Each line of the listing that contains the word "рекламы" is to be copied.

- Available records:

>> begin

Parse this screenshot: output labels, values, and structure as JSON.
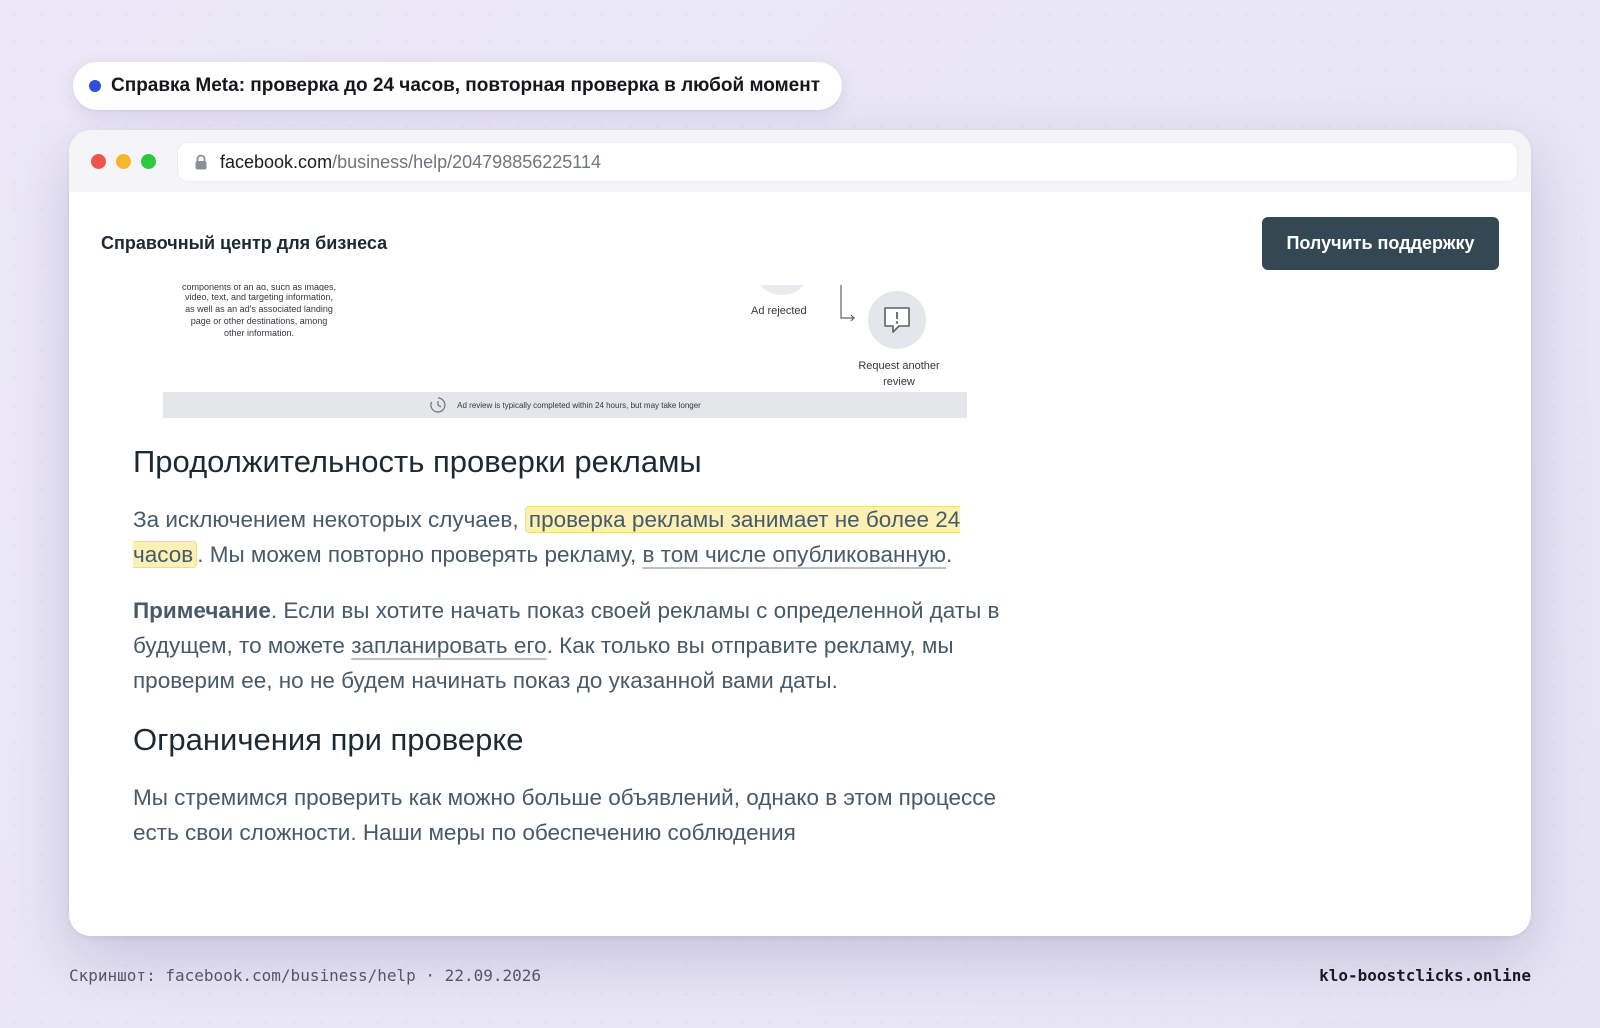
{
  "caption": {
    "text": "Справка Meta: проверка до 24 часов, повторная проверка в любой момент",
    "dot_color": "#2f4fd9"
  },
  "browser": {
    "url_domain": "facebook.com",
    "url_path": "/business/help/204798856225114",
    "lock_icon": "lock-icon"
  },
  "header": {
    "title": "Справочный центр для бизнеса",
    "support_button": "Получить поддержку",
    "support_button_color": "#344854"
  },
  "diagram": {
    "desc_line_partial": "components of an ad, such as images,",
    "desc_lines": [
      "video, text, and targeting information,",
      "as well as an ad's associated landing",
      "page or other destinations, among",
      "other information."
    ],
    "ad_rejected": "Ad rejected",
    "request_review_line1": "Request another",
    "request_review_line2": "review",
    "bar_text": "Ad review is typically completed within 24 hours, but may take longer"
  },
  "article": {
    "h_duration": "Продолжительность проверки рекламы",
    "p1_start": "За исключением некоторых случаев, ",
    "p1_highlight": "проверка рекламы занимает не более 24 часов",
    "p1_mid": ". Мы можем повторно проверять рекламу, ",
    "p1_link": "в том числе опубликованную",
    "p1_end": ".",
    "p2_bold": "Примечание",
    "p2_start": ". Если вы хотите начать показ своей рекламы с определенной даты в будущем, то можете ",
    "p2_link": "запланировать его",
    "p2_end": ". Как только вы отправите рекламу, мы проверим ее, но не будем начинать показ до указанной вами даты.",
    "h_limits": "Ограничения при проверке",
    "p3": "Мы стремимся проверить как можно больше объявлений, однако в этом процессе есть свои сложности. Наши меры по обеспечению соблюдения",
    "highlight_color": "#fdf0b4"
  },
  "footer": {
    "left": "Скриншот: facebook.com/business/help · 22.09.2026",
    "right": "klo-boostclicks.online"
  }
}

>> end

- Final result:
    "h_duration": "Продолжительность проверки рекламы",
    "p1_highlight": "проверка рекламы занимает не более 24 часов",
    "p2_start": ". Если вы хотите начать показ своей рекламы с определенной даты в будущем, то можете ",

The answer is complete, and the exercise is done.